▸ TASK DIRECTIONS:
Reproduce every entry exactly and leave its pictures out.

A block of data:
start

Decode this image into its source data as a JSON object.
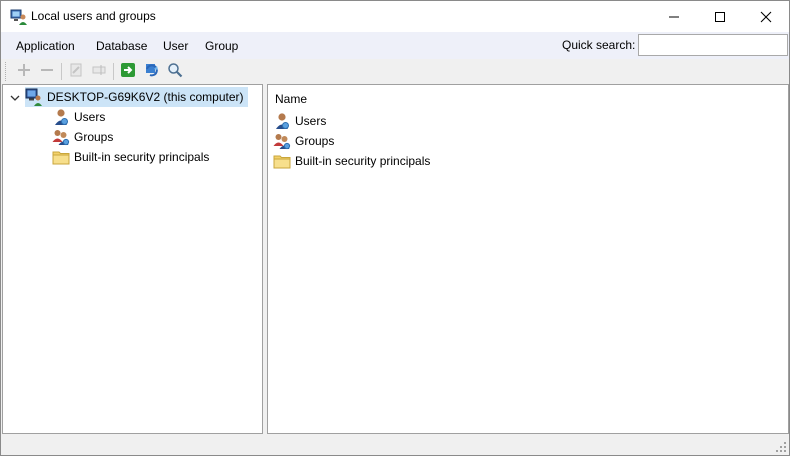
{
  "window": {
    "title": "Local users and groups",
    "icon": "users-computer-icon"
  },
  "menubar": {
    "items": [
      "Application",
      "Database",
      "User",
      "Group"
    ],
    "quick_search_label": "Quick search:",
    "quick_search_value": "",
    "quick_search_placeholder": ""
  },
  "toolbar": {
    "buttons": [
      {
        "icon": "add-icon",
        "enabled": false
      },
      {
        "icon": "remove-icon",
        "enabled": false
      },
      {
        "icon": "edit-icon",
        "enabled": false
      },
      {
        "icon": "rename-icon",
        "enabled": false
      },
      {
        "icon": "export-arrow-icon",
        "enabled": true
      },
      {
        "icon": "refresh-icon",
        "enabled": true
      },
      {
        "icon": "search-icon",
        "enabled": true
      }
    ]
  },
  "tree": {
    "root_label": "DESKTOP-G69K6V2 (this computer)",
    "root_expanded": true,
    "children": [
      {
        "label": "Users",
        "icon": "user-icon"
      },
      {
        "label": "Groups",
        "icon": "group-icon"
      },
      {
        "label": "Built-in security principals",
        "icon": "folder-icon"
      }
    ]
  },
  "list": {
    "column_header": "Name",
    "items": [
      {
        "label": "Users",
        "icon": "user-icon"
      },
      {
        "label": "Groups",
        "icon": "group-icon"
      },
      {
        "label": "Built-in security principals",
        "icon": "folder-icon"
      }
    ]
  },
  "colors": {
    "menubar_bg": "#eef0f9",
    "selection_bg": "#cce4f7",
    "folder_yellow": "#f3d16b"
  }
}
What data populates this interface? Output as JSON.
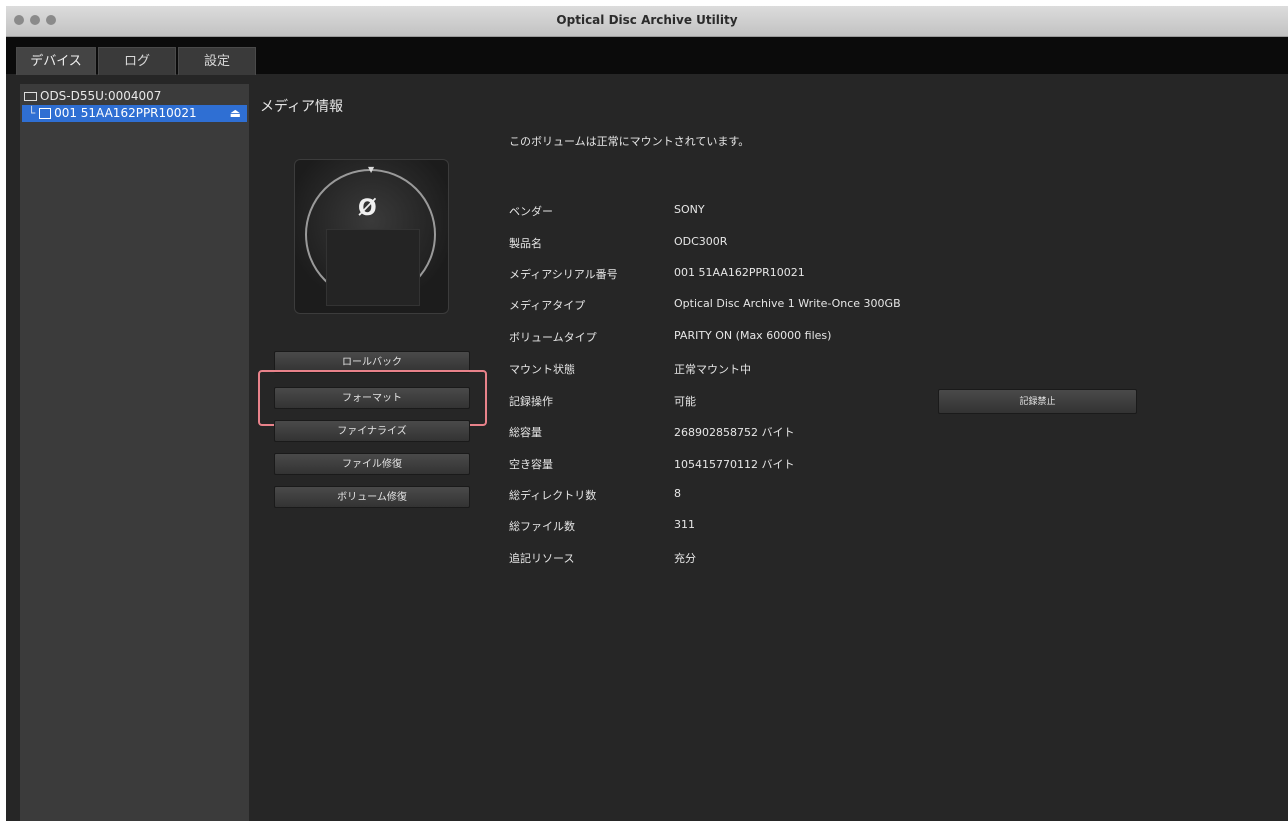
{
  "window": {
    "title": "Optical Disc Archive Utility"
  },
  "tabs": [
    {
      "label": "デバイス"
    },
    {
      "label": "ログ"
    },
    {
      "label": "設定"
    }
  ],
  "sidebar": {
    "device": "ODS-D55U:0004007",
    "media": "001 51AA162PPR10021"
  },
  "panel": {
    "title": "メディア情報",
    "status_message": "このボリュームは正常にマウントされています。"
  },
  "actions": {
    "roll_back": "ロールバック",
    "format": "フォーマット",
    "finalize": "ファイナライズ",
    "file_repair": "ファイル修復",
    "volume_repair": "ボリューム修復"
  },
  "info": [
    {
      "label": "ベンダー",
      "value": "SONY"
    },
    {
      "label": "製品名",
      "value": "ODC300R"
    },
    {
      "label": "メディアシリアル番号",
      "value": "001 51AA162PPR10021"
    },
    {
      "label": "メディアタイプ",
      "value": "Optical Disc Archive 1 Write-Once 300GB"
    },
    {
      "label": "ボリュームタイプ",
      "value": "PARITY ON (Max 60000 files)"
    },
    {
      "label": "マウント状態",
      "value": "正常マウント中"
    },
    {
      "label": "記録操作",
      "value": "可能"
    },
    {
      "label": "総容量",
      "value": "268902858752 バイト"
    },
    {
      "label": "空き容量",
      "value": "105415770112 バイト"
    },
    {
      "label": "総ディレクトリ数",
      "value": "8"
    },
    {
      "label": "総ファイル数",
      "value": "311"
    },
    {
      "label": "追記リソース",
      "value": "充分"
    }
  ],
  "record_stop_button": "記録禁止"
}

end

▸ RESPONSE TO THIS EXERCISE:
Decode this image into its source data as a JSON object.
{
  "window": {
    "title": "Local users and groups",
    "icon": "users-computer-icon"
  },
  "menubar": {
    "items": [
      "Application",
      "Database",
      "User",
      "Group"
    ],
    "quick_search_label": "Quick search:",
    "quick_search_value": "",
    "quick_search_placeholder": ""
  },
  "toolbar": {
    "buttons": [
      {
        "icon": "add-icon",
        "enabled": false
      },
      {
        "icon": "remove-icon",
        "enabled": false
      },
      {
        "icon": "edit-icon",
        "enabled": false
      },
      {
        "icon": "rename-icon",
        "enabled": false
      },
      {
        "icon": "export-arrow-icon",
        "enabled": true
      },
      {
        "icon": "refresh-icon",
        "enabled": true
      },
      {
        "icon": "search-icon",
        "enabled": true
      }
    ]
  },
  "tree": {
    "root_label": "DESKTOP-G69K6V2 (this computer)",
    "root_expanded": true,
    "children": [
      {
        "label": "Users",
        "icon": "user-icon"
      },
      {
        "label": "Groups",
        "icon": "group-icon"
      },
      {
        "label": "Built-in security principals",
        "icon": "folder-icon"
      }
    ]
  },
  "list": {
    "column_header": "Name",
    "items": [
      {
        "label": "Users",
        "icon": "user-icon"
      },
      {
        "label": "Groups",
        "icon": "group-icon"
      },
      {
        "label": "Built-in security principals",
        "icon": "folder-icon"
      }
    ]
  },
  "colors": {
    "menubar_bg": "#eef0f9",
    "selection_bg": "#cce4f7",
    "folder_yellow": "#f3d16b"
  }
}
What data populates this interface? Output as JSON.
{
  "window": {
    "title": "Optical Disc Archive Utility"
  },
  "tabs": [
    {
      "label": "デバイス"
    },
    {
      "label": "ログ"
    },
    {
      "label": "設定"
    }
  ],
  "sidebar": {
    "device": "ODS-D55U:0004007",
    "media": "001 51AA162PPR10021"
  },
  "panel": {
    "title": "メディア情報",
    "status_message": "このボリュームは正常にマウントされています。"
  },
  "actions": {
    "roll_back": "ロールバック",
    "format": "フォーマット",
    "finalize": "ファイナライズ",
    "file_repair": "ファイル修復",
    "volume_repair": "ボリューム修復"
  },
  "info": [
    {
      "label": "ベンダー",
      "value": "SONY"
    },
    {
      "label": "製品名",
      "value": "ODC300R"
    },
    {
      "label": "メディアシリアル番号",
      "value": "001 51AA162PPR10021"
    },
    {
      "label": "メディアタイプ",
      "value": "Optical Disc Archive 1 Write-Once 300GB"
    },
    {
      "label": "ボリュームタイプ",
      "value": "PARITY ON (Max 60000 files)"
    },
    {
      "label": "マウント状態",
      "value": "正常マウント中"
    },
    {
      "label": "記録操作",
      "value": "可能"
    },
    {
      "label": "総容量",
      "value": "268902858752 バイト"
    },
    {
      "label": "空き容量",
      "value": "105415770112 バイト"
    },
    {
      "label": "総ディレクトリ数",
      "value": "8"
    },
    {
      "label": "総ファイル数",
      "value": "311"
    },
    {
      "label": "追記リソース",
      "value": "充分"
    }
  ],
  "record_stop_button": "記録禁止"
}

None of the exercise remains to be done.